## Start DATASET ENTRIES

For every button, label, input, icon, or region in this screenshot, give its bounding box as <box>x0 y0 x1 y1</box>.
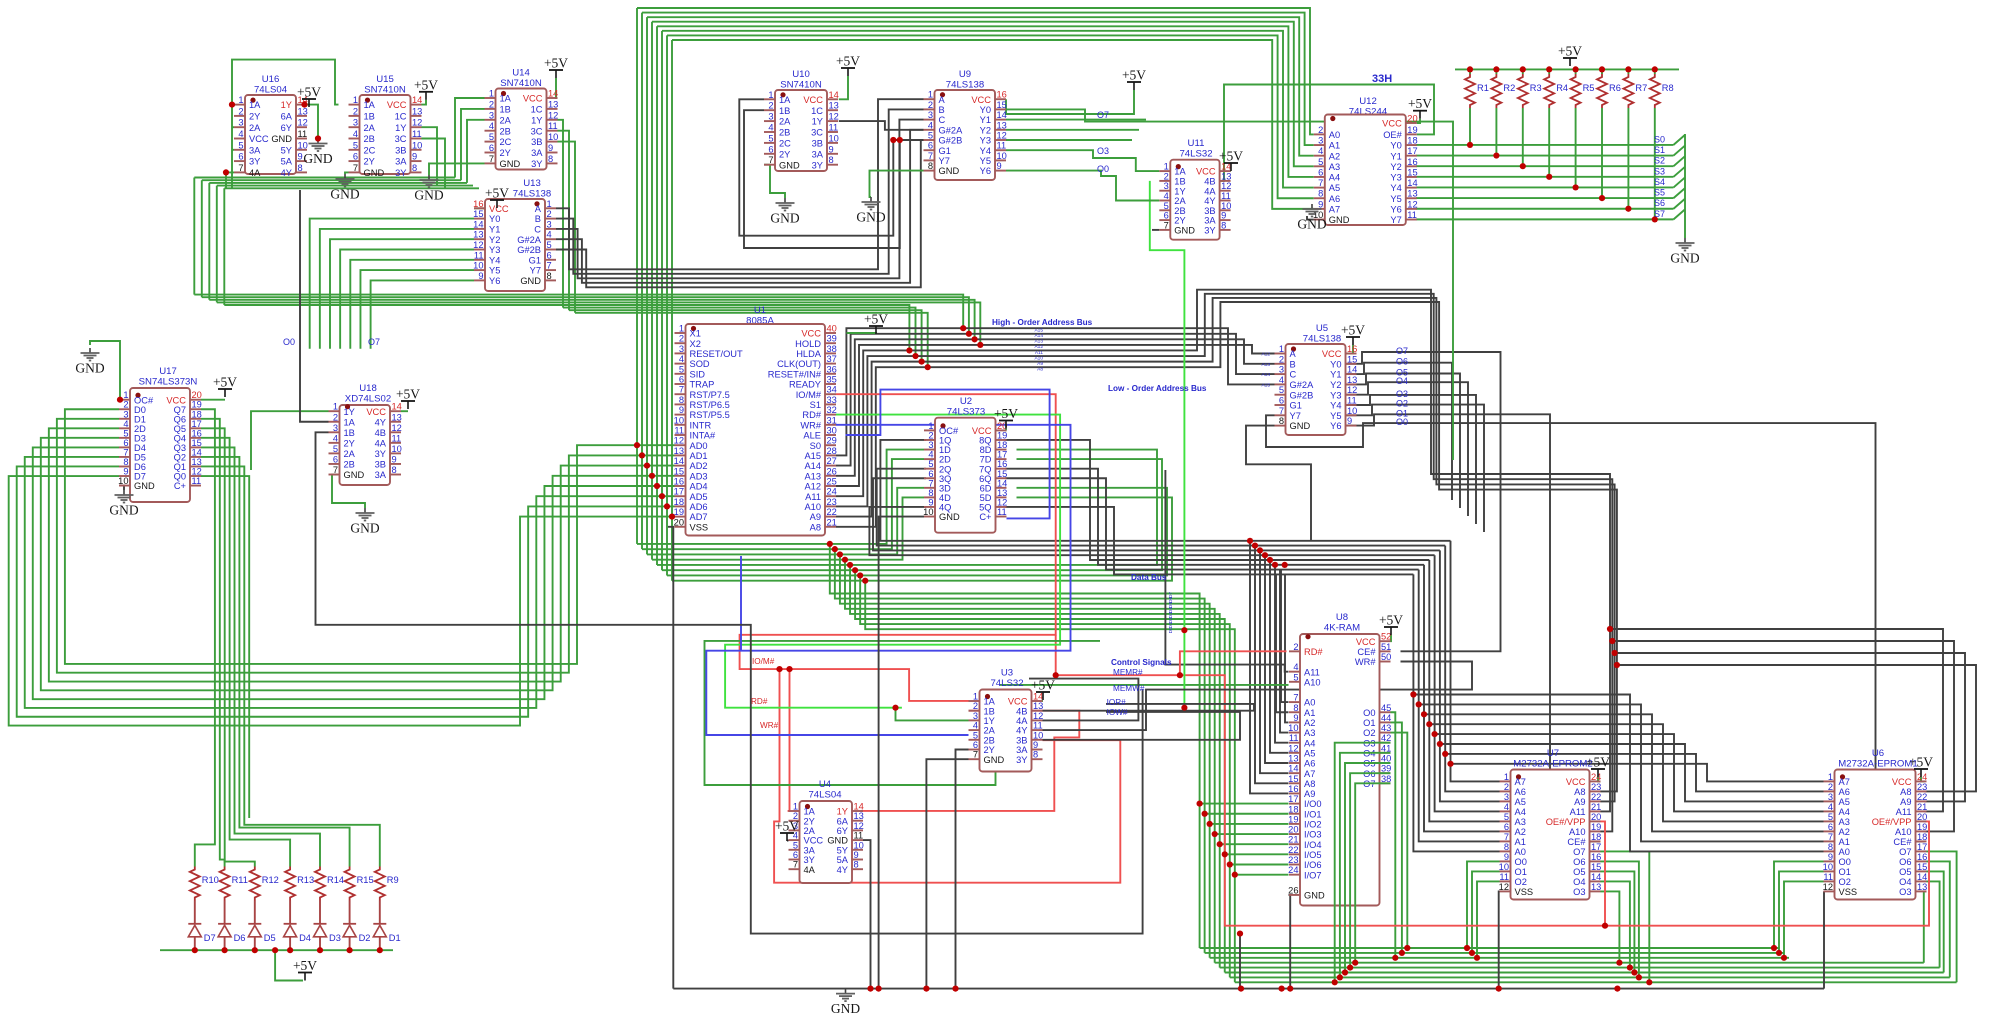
svg-text:1Q: 1Q <box>939 436 951 446</box>
svg-text:4: 4 <box>1293 662 1298 672</box>
wire data D6 to U2 right <box>667 488 1167 576</box>
svg-text:5: 5 <box>928 459 933 469</box>
wire data D2 second stage <box>840 554 1210 957</box>
svg-text:Y0: Y0 <box>1330 359 1341 369</box>
svg-text:R6: R6 <box>1609 83 1621 93</box>
wire O3 stub <box>1347 395 1477 524</box>
svg-text:6D: 6D <box>980 483 992 493</box>
svg-text:A13: A13 <box>804 471 821 481</box>
svg-text:16: 16 <box>1407 157 1417 167</box>
svg-text:23: 23 <box>1591 782 1601 792</box>
svg-text:IO/M#: IO/M# <box>752 657 775 666</box>
svg-text:11: 11 <box>1823 872 1833 882</box>
svg-text:3C: 3C <box>811 128 823 138</box>
svg-text:D0: D0 <box>134 405 146 415</box>
svg-text:O2: O2 <box>1363 728 1375 738</box>
svg-text:S3: S3 <box>1654 166 1665 176</box>
wire data D3 second stage <box>845 560 1215 963</box>
svg-text:10: 10 <box>548 132 558 142</box>
svg-text:24: 24 <box>1591 772 1601 782</box>
label S6 <box>1654 198 1665 208</box>
svg-text:INTA#: INTA# <box>690 431 716 441</box>
svg-text:CE#: CE# <box>1893 837 1912 847</box>
wire RD# branch U3 2A <box>896 708 969 721</box>
svg-text:MEMR#: MEMR# <box>1113 668 1143 677</box>
wire U10 VCC <box>839 76 848 99</box>
svg-text:O3: O3 <box>1899 887 1911 897</box>
svg-text:9: 9 <box>854 850 859 860</box>
wire U9 G#2B left <box>893 139 923 141</box>
svg-text:9: 9 <box>548 143 553 153</box>
wire R8 top <box>1654 69 1656 74</box>
svg-text:11: 11 <box>1289 733 1299 743</box>
svg-text:XD74LS02: XD74LS02 <box>345 394 391 405</box>
wire U16-U15 bottom line 1 <box>202 179 461 181</box>
svg-text:1A: 1A <box>249 100 261 110</box>
svg-text:Q0: Q0 <box>174 472 186 482</box>
label R1 <box>1477 83 1489 93</box>
wire low bus 7 <box>1150 573 1413 575</box>
svg-text:14: 14 <box>1407 178 1417 188</box>
svg-text:D4: D4 <box>134 443 146 453</box>
svg-text:5Y: 5Y <box>837 845 848 855</box>
svg-text:8: 8 <box>829 155 834 165</box>
wire U4 1Y red <box>861 711 1079 811</box>
svg-text:O0: O0 <box>1515 857 1527 867</box>
wire green long mid <box>705 641 1101 785</box>
svg-text:1Y: 1Y <box>837 807 848 817</box>
svg-text:A8: A8 <box>1900 787 1911 797</box>
junction dots U6 left O <box>1771 945 1787 961</box>
+5V (U9) <box>1122 68 1146 91</box>
svg-text:18: 18 <box>1288 804 1298 814</box>
label D2 <box>359 933 371 943</box>
dots U16 pins <box>223 102 235 176</box>
resistor R14 <box>315 867 325 901</box>
svg-text:GND: GND <box>414 188 443 203</box>
svg-text:13: 13 <box>674 446 684 456</box>
wire U14 3B drop <box>558 142 576 313</box>
wire U8 A10 green <box>1000 684 1289 686</box>
svg-text:S2: S2 <box>1654 156 1665 166</box>
junction dots K1 U6 branches <box>1607 626 1620 668</box>
svg-text:20: 20 <box>1288 825 1298 835</box>
label D3 <box>329 933 341 943</box>
wire U2 2Q under <box>877 469 1150 546</box>
svg-text:1: 1 <box>793 802 798 812</box>
svg-text:VCC: VCC <box>1008 697 1028 707</box>
svg-text:Y4: Y4 <box>489 255 500 265</box>
wire rail to +5V <box>275 950 303 980</box>
wire bus AD4 vertical <box>656 26 658 565</box>
wire U14 GND <box>429 163 485 175</box>
label D1 <box>389 933 401 943</box>
svg-text:12: 12 <box>1499 882 1509 892</box>
label O0 (U5) <box>1396 417 1408 427</box>
ground (U18) <box>350 508 379 536</box>
svg-text:9: 9 <box>679 405 684 415</box>
svg-text:D6: D6 <box>234 933 246 943</box>
svg-text:U11: U11 <box>1188 138 1205 149</box>
svg-text:4: 4 <box>333 433 338 443</box>
wire U7 VCC <box>1598 777 1601 781</box>
junction dot RD#red <box>1053 672 1183 678</box>
dots U9 G#2B <box>890 137 903 143</box>
label R15 <box>357 875 374 885</box>
svg-text:U13: U13 <box>523 178 541 189</box>
svg-text:A8: A8 <box>1304 779 1315 789</box>
svg-text:D7: D7 <box>134 472 146 482</box>
svg-text:3Y: 3Y <box>812 160 823 170</box>
svg-text:4A: 4A <box>804 865 816 875</box>
svg-text:3: 3 <box>928 110 933 120</box>
wire K2 vertical 5 <box>1440 550 1500 801</box>
wire black mid rail <box>316 432 1143 933</box>
svg-text:Y0: Y0 <box>489 214 500 224</box>
svg-text:Y2: Y2 <box>489 235 500 245</box>
svg-text:4D: 4D <box>939 493 951 503</box>
wires U15 output drops <box>422 127 446 188</box>
tiny label D7 (data bus) <box>1168 592 1174 598</box>
wire U8 O0 right <box>1391 712 1396 958</box>
svg-text:2A: 2A <box>344 449 356 459</box>
junction dot RD# data <box>892 627 1187 711</box>
wire U8 A feed 0 <box>1250 541 1289 794</box>
svg-text:IOW#: IOW# <box>1107 708 1128 717</box>
wire U13-U9 1 <box>556 109 924 273</box>
junction dots R1-R8 top rail <box>1467 66 1658 72</box>
svg-text:12: 12 <box>412 118 422 128</box>
svg-text:12: 12 <box>997 497 1007 507</box>
svg-text:5: 5 <box>1164 201 1169 211</box>
tiny label A14 (U5) <box>1261 372 1270 378</box>
svg-text:GND: GND <box>330 187 359 202</box>
label S3 <box>1654 166 1665 176</box>
svg-text:3Q: 3Q <box>939 474 951 484</box>
svg-text:5: 5 <box>973 730 978 740</box>
svg-text:1: 1 <box>353 95 358 105</box>
svg-text:8: 8 <box>928 161 933 171</box>
wire MEMR#/OE# red <box>1056 675 1605 926</box>
svg-text:9: 9 <box>1504 852 1509 862</box>
svg-text:A10: A10 <box>1034 355 1043 361</box>
junction dots K2 branches <box>1410 691 1453 767</box>
svg-text:I/O2: I/O2 <box>1304 820 1322 830</box>
wire R7 bottom to S6 <box>1627 108 1629 209</box>
IC U4 (74LS04) <box>789 779 864 883</box>
diode bottom rail <box>160 949 393 951</box>
tiny label A12 (U5) <box>1261 352 1270 358</box>
svg-text:1Y: 1Y <box>984 716 995 726</box>
+5V (U16) <box>297 85 321 108</box>
svg-text:11: 11 <box>997 507 1007 517</box>
svg-text:3B: 3B <box>531 137 542 147</box>
svg-text:+5V: +5V <box>864 312 888 327</box>
svg-text:11: 11 <box>674 426 684 436</box>
svg-text:8: 8 <box>392 465 397 475</box>
wire bus AD6 vertical <box>666 35 668 575</box>
wire U2 4Q under <box>869 507 1150 555</box>
svg-text:20: 20 <box>1407 114 1417 124</box>
wire U16-U15 bottom line 2 <box>209 182 467 184</box>
svg-text:19: 19 <box>674 507 684 517</box>
wire data bus bottom D0 <box>1200 947 1779 949</box>
svg-text:C+: C+ <box>979 512 991 522</box>
wire U8 I/O3 tap <box>1215 833 1289 835</box>
svg-text:GND: GND <box>350 521 379 536</box>
wire U17 Q4 to R13 <box>201 438 290 867</box>
junction dots U7 left O <box>1464 945 1480 961</box>
svg-text:5: 5 <box>489 132 494 142</box>
svg-text:R7: R7 <box>1635 83 1647 93</box>
svg-text:Y7: Y7 <box>939 156 950 166</box>
svg-text:12: 12 <box>1347 385 1357 395</box>
+5V (U18) <box>396 387 420 410</box>
svg-text:5: 5 <box>1504 812 1509 822</box>
wire IOW# <box>1043 712 1241 740</box>
svg-text:A7: A7 <box>1304 769 1315 779</box>
svg-text:10: 10 <box>392 444 402 454</box>
svg-text:16: 16 <box>1591 852 1601 862</box>
wire bus AD0 vertical <box>636 8 638 544</box>
svg-text:15: 15 <box>1288 774 1298 784</box>
tiny label A11 <box>1035 350 1044 356</box>
svg-text:2: 2 <box>123 400 128 410</box>
svg-text:13: 13 <box>192 457 202 467</box>
wire R4 top <box>1548 69 1550 74</box>
svg-text:3B: 3B <box>812 139 823 149</box>
svg-text:R4: R4 <box>1556 83 1568 93</box>
svg-text:A5: A5 <box>1839 797 1850 807</box>
wire MEMR# <box>1029 679 1138 721</box>
svg-text:13: 13 <box>997 120 1007 130</box>
svg-text:GND: GND <box>1670 251 1699 266</box>
svg-text:13: 13 <box>1347 375 1357 385</box>
svg-text:11: 11 <box>1499 872 1509 882</box>
svg-text:4Q: 4Q <box>939 503 951 513</box>
wire U13-U9 4 <box>556 140 924 287</box>
svg-text:9: 9 <box>412 152 417 162</box>
svg-text:GND: GND <box>500 159 521 169</box>
svg-text:O7: O7 <box>1899 847 1911 857</box>
svg-text:18: 18 <box>1591 832 1601 842</box>
svg-text:Q5: Q5 <box>174 424 186 434</box>
svg-text:A6: A6 <box>1329 194 1340 204</box>
svg-text:3A: 3A <box>812 149 824 159</box>
wire U13 VCC <box>474 207 497 209</box>
ground (U15 left) <box>330 174 359 202</box>
wire O5 stub <box>1347 374 1461 509</box>
svg-text:12: 12 <box>997 131 1007 141</box>
svg-text:VCC: VCC <box>249 134 269 144</box>
svg-text:G#2A: G#2A <box>1290 380 1315 390</box>
svg-text:10: 10 <box>923 507 933 517</box>
svg-text:2B: 2B <box>344 460 355 470</box>
wire U8 A feed 5 <box>1275 565 1289 743</box>
wire K2 vertical 0 <box>1413 574 1499 851</box>
svg-text:6: 6 <box>928 469 933 479</box>
IC U2 (74LS373) <box>923 396 1007 533</box>
svg-text:4B: 4B <box>1204 177 1215 187</box>
svg-text:VCC: VCC <box>489 204 509 214</box>
svg-text:Y7: Y7 <box>530 266 541 276</box>
wire U17 GND <box>119 486 124 490</box>
wire U7 O5 tap <box>1601 871 1635 972</box>
resistor R12 <box>250 867 260 901</box>
svg-text:+5V: +5V <box>485 186 509 201</box>
label O5 (U5) <box>1396 368 1408 378</box>
svg-text:8: 8 <box>298 163 303 173</box>
svg-text:5: 5 <box>793 840 798 850</box>
diode D6 <box>218 924 231 937</box>
label O1 (U5) <box>1396 408 1408 418</box>
resistor R7 <box>1623 74 1633 108</box>
svg-text:CLK(OUT): CLK(OUT) <box>777 359 821 369</box>
svg-text:R9: R9 <box>387 875 399 885</box>
svg-text:R10: R10 <box>202 875 219 885</box>
svg-text:O7: O7 <box>1097 110 1109 120</box>
svg-text:6: 6 <box>1504 822 1509 832</box>
svg-text:2: 2 <box>928 100 933 110</box>
svg-text:A9: A9 <box>810 512 821 522</box>
svg-text:3A: 3A <box>531 148 543 158</box>
svg-text:A4: A4 <box>1329 173 1340 183</box>
svg-text:O7: O7 <box>1396 346 1408 356</box>
svg-text:4: 4 <box>1828 802 1833 812</box>
tiny label A9 <box>1037 361 1043 367</box>
svg-text:Y5: Y5 <box>489 266 500 276</box>
wire U2 8Q right <box>1005 440 1150 560</box>
svg-text:A10: A10 <box>1569 827 1586 837</box>
label S5 <box>1654 188 1665 198</box>
svg-text:A11: A11 <box>1035 350 1044 356</box>
svg-text:GND: GND <box>939 166 960 176</box>
wire U6 O2 left <box>1784 881 1824 957</box>
wire R12 to diode <box>254 901 256 924</box>
svg-text:5A: 5A <box>837 855 849 865</box>
svg-text:3B: 3B <box>1016 735 1027 745</box>
junction dots O-bus to A-lines <box>906 325 983 370</box>
wire U7 VSS down <box>1498 891 1501 988</box>
svg-text:10: 10 <box>473 261 483 271</box>
label WR# <box>760 721 779 730</box>
svg-text:4: 4 <box>973 721 978 731</box>
svg-text:6: 6 <box>1318 167 1323 177</box>
svg-text:19: 19 <box>997 430 1007 440</box>
svg-text:1A: 1A <box>500 94 512 104</box>
svg-text:VCC: VCC <box>1196 167 1216 177</box>
svg-text:RST/P7.5: RST/P7.5 <box>690 390 730 400</box>
svg-text:3B: 3B <box>1204 206 1215 216</box>
svg-text:+5V: +5V <box>1408 96 1432 111</box>
svg-text:Q1: Q1 <box>174 462 186 472</box>
label R3 <box>1530 83 1542 93</box>
label R12 <box>262 875 279 885</box>
svg-text:U2: U2 <box>960 396 972 407</box>
wire O-bus line 0 <box>194 295 963 329</box>
svg-text:7D: 7D <box>980 455 992 465</box>
svg-text:U16: U16 <box>262 74 280 85</box>
svg-text:+5V: +5V <box>1031 678 1055 693</box>
svg-text:D5: D5 <box>134 453 146 463</box>
IC U10 (SN7410N) <box>764 69 839 171</box>
svg-text:A13: A13 <box>1261 362 1270 368</box>
junction dots diode rail <box>192 947 383 953</box>
svg-text:4Y: 4Y <box>375 417 386 427</box>
wire U8 O3 left <box>1335 743 1391 983</box>
svg-text:7: 7 <box>679 385 684 395</box>
svg-text:Y3: Y3 <box>1330 390 1341 400</box>
svg-text:4: 4 <box>238 129 243 139</box>
wire U17 Q5 to R12 <box>201 428 255 866</box>
label D7 <box>204 933 216 943</box>
svg-text:GND: GND <box>520 276 541 286</box>
label R13 <box>297 875 314 885</box>
resistor R4 <box>1544 74 1554 108</box>
svg-text:14: 14 <box>192 447 202 457</box>
wire U17 D5 to U1 AD5 <box>25 457 675 708</box>
svg-text:O0: O0 <box>1396 417 1408 427</box>
svg-text:AD2: AD2 <box>690 461 708 471</box>
svg-text:2A: 2A <box>1174 196 1186 206</box>
svg-text:TRAP: TRAP <box>690 380 715 390</box>
wire U2 3Q under <box>873 478 1150 550</box>
svg-text:VCC: VCC <box>1566 777 1586 787</box>
wire K2 vertical 7 <box>1451 541 1500 782</box>
label R10 <box>202 875 219 885</box>
wire D1 to rail <box>379 937 381 950</box>
ground (S bus) <box>1670 238 1699 266</box>
IC U18 (XD74LS02) <box>329 383 402 485</box>
svg-text:SN7410N: SN7410N <box>780 80 822 91</box>
wire A10 high bus <box>836 294 1612 832</box>
svg-text:4A: 4A <box>249 168 261 178</box>
svg-text:O2: O2 <box>1396 399 1408 409</box>
svg-text:1: 1 <box>928 90 933 100</box>
svg-text:U12: U12 <box>1359 96 1377 107</box>
resistor R5 <box>1571 74 1581 108</box>
svg-text:1B: 1B <box>984 706 995 716</box>
label O7 (left) <box>368 337 380 347</box>
svg-text:1: 1 <box>547 199 552 209</box>
label O3 (U5) <box>1396 389 1408 399</box>
svg-text:45: 45 <box>1381 703 1391 713</box>
wire U17 D7 to U1 AD7 <box>9 476 675 726</box>
svg-text:23: 23 <box>1917 782 1927 792</box>
svg-text:I/O4: I/O4 <box>1304 840 1322 850</box>
svg-text:74LS138: 74LS138 <box>946 80 984 91</box>
svg-text:2: 2 <box>1279 354 1284 364</box>
IC U14 (SN7410N) <box>485 68 559 170</box>
svg-text:8: 8 <box>679 395 684 405</box>
svg-text:4: 4 <box>679 354 684 364</box>
svg-text:23: 23 <box>1288 855 1298 865</box>
svg-text:1D: 1D <box>939 445 951 455</box>
svg-text:1C: 1C <box>531 105 543 115</box>
label R7 <box>1635 83 1647 93</box>
svg-text:1Y: 1Y <box>344 407 355 417</box>
svg-text:A9: A9 <box>1574 797 1585 807</box>
wire U13 Y1 stub <box>320 229 474 349</box>
svg-text:U7: U7 <box>1547 748 1559 759</box>
resistor R10 <box>190 867 200 901</box>
wire U13 Y2 stub <box>330 239 474 349</box>
svg-text:1A: 1A <box>1174 167 1186 177</box>
svg-text:29: 29 <box>827 436 837 446</box>
svg-text:2C: 2C <box>364 145 376 155</box>
svg-text:2A: 2A <box>364 123 376 133</box>
svg-text:22: 22 <box>827 507 837 517</box>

## End DATASET ENTRIES

PROBLEM> Rewrite the records starting at the line containing "svg-text:1Q: 1Q <box>939 436 951 446</box>" and ending at the line containing "svg-text:MEMR#: MEMR# <box>1113", changing every "second stage" to "next stage" and leaving everything else as it is.

CORRECT ANSWER>
svg-text:1Q: 1Q <box>939 436 951 446</box>
svg-text:4: 4 <box>1293 662 1298 672</box>
wire data D6 to U2 right <box>667 488 1167 576</box>
svg-text:5: 5 <box>928 459 933 469</box>
wire data D2 next stage <box>840 554 1210 957</box>
svg-text:Y0: Y0 <box>1330 359 1341 369</box>
svg-text:R6: R6 <box>1609 83 1621 93</box>
wire O3 stub <box>1347 395 1477 524</box>
svg-text:6D: 6D <box>980 483 992 493</box>
svg-text:A13: A13 <box>804 471 821 481</box>
svg-text:16: 16 <box>1407 157 1417 167</box>
svg-text:23: 23 <box>1591 782 1601 792</box>
svg-text:IO/M#: IO/M# <box>752 657 775 666</box>
svg-text:11: 11 <box>1823 872 1833 882</box>
svg-text:3C: 3C <box>811 128 823 138</box>
svg-text:D0: D0 <box>134 405 146 415</box>
svg-text:O2: O2 <box>1363 728 1375 738</box>
svg-text:S3: S3 <box>1654 166 1665 176</box>
wire data D3 next stage <box>845 560 1215 963</box>
svg-text:10: 10 <box>548 132 558 142</box>
svg-text:24: 24 <box>1591 772 1601 782</box>
label S6 <box>1654 198 1665 208</box>
svg-text:INTA#: INTA# <box>690 431 716 441</box>
svg-text:CE#: CE# <box>1893 837 1912 847</box>
wire RD# branch U3 2A <box>896 708 969 721</box>
svg-text:MEMR#: MEMR# <box>1113 668 1143 677</box>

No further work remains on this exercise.